__SET EXERCISE__.
Reproduce all of the material word for word.

__RECORD LIST__.
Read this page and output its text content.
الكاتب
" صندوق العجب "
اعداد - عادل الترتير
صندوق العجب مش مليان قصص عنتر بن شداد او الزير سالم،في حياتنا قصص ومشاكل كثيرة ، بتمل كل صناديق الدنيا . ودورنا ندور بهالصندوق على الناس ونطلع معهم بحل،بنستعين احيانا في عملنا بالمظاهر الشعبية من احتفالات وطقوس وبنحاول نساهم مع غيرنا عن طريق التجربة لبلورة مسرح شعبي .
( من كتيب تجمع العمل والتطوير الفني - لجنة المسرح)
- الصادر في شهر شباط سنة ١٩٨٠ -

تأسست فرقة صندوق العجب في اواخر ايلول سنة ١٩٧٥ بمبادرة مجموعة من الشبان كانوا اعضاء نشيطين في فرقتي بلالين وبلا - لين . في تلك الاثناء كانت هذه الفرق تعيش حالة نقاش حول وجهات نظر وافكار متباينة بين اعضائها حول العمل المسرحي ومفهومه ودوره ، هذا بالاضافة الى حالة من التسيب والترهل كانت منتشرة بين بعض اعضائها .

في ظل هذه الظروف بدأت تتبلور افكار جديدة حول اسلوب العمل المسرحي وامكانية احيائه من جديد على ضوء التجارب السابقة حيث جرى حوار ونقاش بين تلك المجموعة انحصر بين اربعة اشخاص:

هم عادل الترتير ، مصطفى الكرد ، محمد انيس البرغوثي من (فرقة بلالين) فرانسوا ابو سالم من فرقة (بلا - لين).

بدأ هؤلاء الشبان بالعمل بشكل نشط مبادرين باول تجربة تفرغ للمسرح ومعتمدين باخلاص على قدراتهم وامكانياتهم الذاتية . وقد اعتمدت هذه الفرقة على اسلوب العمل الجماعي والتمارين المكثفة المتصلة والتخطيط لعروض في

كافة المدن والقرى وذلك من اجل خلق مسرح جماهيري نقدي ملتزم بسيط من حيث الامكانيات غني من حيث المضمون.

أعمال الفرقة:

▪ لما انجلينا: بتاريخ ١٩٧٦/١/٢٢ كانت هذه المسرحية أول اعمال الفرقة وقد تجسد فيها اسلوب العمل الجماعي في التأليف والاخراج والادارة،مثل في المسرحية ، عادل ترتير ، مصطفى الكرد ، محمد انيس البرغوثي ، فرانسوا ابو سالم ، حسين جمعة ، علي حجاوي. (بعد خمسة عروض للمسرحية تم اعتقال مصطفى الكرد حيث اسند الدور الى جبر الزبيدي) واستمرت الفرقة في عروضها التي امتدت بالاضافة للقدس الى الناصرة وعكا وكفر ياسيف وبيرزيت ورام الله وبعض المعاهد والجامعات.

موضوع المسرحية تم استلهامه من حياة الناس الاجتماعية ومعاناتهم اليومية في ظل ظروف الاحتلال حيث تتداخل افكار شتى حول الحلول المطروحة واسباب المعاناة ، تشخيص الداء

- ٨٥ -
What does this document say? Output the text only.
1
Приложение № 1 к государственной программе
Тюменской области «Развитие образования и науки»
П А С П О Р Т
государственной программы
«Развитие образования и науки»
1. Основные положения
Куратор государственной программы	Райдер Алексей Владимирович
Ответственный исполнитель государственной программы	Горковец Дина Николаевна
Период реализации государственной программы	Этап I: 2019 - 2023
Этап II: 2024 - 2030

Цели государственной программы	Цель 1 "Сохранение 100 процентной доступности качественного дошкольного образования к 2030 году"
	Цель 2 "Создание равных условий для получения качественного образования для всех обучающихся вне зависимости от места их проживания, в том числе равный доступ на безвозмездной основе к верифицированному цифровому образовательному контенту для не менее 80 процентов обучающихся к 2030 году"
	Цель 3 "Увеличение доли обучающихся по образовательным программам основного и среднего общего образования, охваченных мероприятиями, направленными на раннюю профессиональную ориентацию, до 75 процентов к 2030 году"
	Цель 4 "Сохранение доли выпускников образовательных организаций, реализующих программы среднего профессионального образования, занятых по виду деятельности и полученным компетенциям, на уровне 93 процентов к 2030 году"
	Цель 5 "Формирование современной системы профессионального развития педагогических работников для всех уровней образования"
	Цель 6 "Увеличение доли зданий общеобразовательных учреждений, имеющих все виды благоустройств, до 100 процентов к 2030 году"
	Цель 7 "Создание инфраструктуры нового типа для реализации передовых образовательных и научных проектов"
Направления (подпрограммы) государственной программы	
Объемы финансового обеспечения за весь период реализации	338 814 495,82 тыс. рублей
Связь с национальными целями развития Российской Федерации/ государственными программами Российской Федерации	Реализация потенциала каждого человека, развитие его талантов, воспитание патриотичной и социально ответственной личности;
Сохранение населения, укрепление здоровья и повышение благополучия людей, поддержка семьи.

__SOLUTION TO THIS PROBLEM__.
Read this page and output its text content.
الكاتب
" صندوق العجب "
اعداد - عادل الترتير
صندوق العجب مش مليان قصص عنتر بن شداد او الزير سالم،في حياتنا قصص ومشاكل كثيرة ، بتمل كل صناديق الدنيا . ودورنا ندور بهالصندوق على الناس ونطلع معهم بحل،بنستعين احيانا في عملنا بالمظاهر الشعبية من احتفالات وطقوس وبنحاول نساهم مع غيرنا عن طريق التجربة لبلورة مسرح شعبي .
( من كتيب تجمع العمل والتطوير الفني - لجنة المسرح)
- الصادر في شهر شباط سنة ١٩٨٠ -

تأسست فرقة صندوق العجب في اواخر ايلول سنة ١٩٧٥ بمبادرة مجموعة من الشبان كانوا اعضاء نشيطين في فرقتي بلالين وبلا - لين . في تلك الاثناء كانت هذه الفرق تعيش حالة نقاش حول وجهات نظر وافكار متباينة بين اعضائها حول العمل المسرحي ومفهومه ودوره ، هذا بالاضافة الى حالة من التسيب والترهل كانت منتشرة بين بعض اعضائها .

في ظل هذه الظروف بدأت تتبلور افكار جديدة حول اسلوب العمل المسرحي وامكانية احيائه من جديد على ضوء التجارب السابقة حيث جرى حوار ونقاش بين تلك المجموعة انحصر بين اربعة اشخاص:

هم عادل الترتير ، مصطفى الكرد ، محمد انيس البرغوثي من (فرقة بلالين) فرانسوا ابو سالم من فرقة (بلا - لين).

بدأ هؤلاء الشبان بالعمل بشكل نشط مبادرين باول تجربة تفرغ للمسرح ومعتمدين باخلاص على قدراتهم وامكانياتهم الذاتية . وقد اعتمدت هذه الفرقة على اسلوب العمل الجماعي والتمارين المكثفة المتصلة والتخطيط لعروض في

كافة المدن والقرى وذلك من اجل خلق مسرح جماهيري نقدي ملتزم بسيط من حيث الامكانيات غني من حيث المضمون.

أعمال الفرقة:

▪ لما انجلينا: بتاريخ ١٩٧٦/١/٢٢ كانت هذه المسرحية أول اعمال الفرقة وقد تجسد فيها اسلوب العمل الجماعي في التأليف والاخراج والادارة،مثل في المسرحية ، عادل ترتير ، مصطفى الكرد ، محمد انيس البرغوثي ، فرانسوا ابو سالم ، حسين جمعة ، علي حجاوي. (بعد خمسة عروض للمسرحية تم اعتقال مصطفى الكرد حيث اسند الدور الى جبر الزبيدي) واستمرت الفرقة في عروضها التي امتدت بالاضافة للقدس الى الناصرة وعكا وكفر ياسيف وبيرزيت ورام الله وبعض المعاهد والجامعات.

موضوع المسرحية تم استلهامه من حياة الناس الاجتماعية ومعاناتهم اليومية في ظل ظروف الاحتلال حيث تتداخل افكار شتى حول الحلول المطروحة واسباب المعاناة ، تشخيص الداء

- ٨٥ -
What does this document say? Output the text only.
1
Приложение № 1 к государственной программе
Тюменской области «Развитие образования и науки»
П А С П О Р Т
государственной программы
«Развитие образования и науки»
1. Основные положения
Куратор государственной программы	Райдер Алексей Владимирович
Ответственный исполнитель государственной программы	Горковец Дина Николаевна
Период реализации государственной программы	Этап I: 2019 - 2023
Этап II: 2024 - 2030

Цели государственной программы	Цель 1 "Сохранение 100 процентной доступности качественного дошкольного образования к 2030 году"
	Цель 2 "Создание равных условий для получения качественного образования для всех обучающихся вне зависимости от места их проживания, в том числе равный доступ на безвозмездной основе к верифицированному цифровому образовательному контенту для не менее 80 процентов обучающихся к 2030 году"
	Цель 3 "Увеличение доли обучающихся по образовательным программам основного и среднего общего образования, охваченных мероприятиями, направленными на раннюю профессиональную ориентацию, до 75 процентов к 2030 году"
	Цель 4 "Сохранение доли выпускников образовательных организаций, реализующих программы среднего профессионального образования, занятых по виду деятельности и полученным компетенциям, на уровне 93 процентов к 2030 году"
	Цель 5 "Формирование современной системы профессионального развития педагогических работников для всех уровней образования"
	Цель 6 "Увеличение доли зданий общеобразовательных учреждений, имеющих все виды благоустройств, до 100 процентов к 2030 году"
	Цель 7 "Создание инфраструктуры нового типа для реализации передовых образовательных и научных проектов"
Направления (подпрограммы) государственной программы	
Объемы финансового обеспечения за весь период реализации	338 814 495,82 тыс. рублей
Связь с национальными целями развития Российской Федерации/ государственными программами Российской Федерации	Реализация потенциала каждого человека, развитие его талантов, воспитание патриотичной и социально ответственной личности;
Сохранение населения, укрепление здоровья и повышение благополучия людей, поддержка семьи.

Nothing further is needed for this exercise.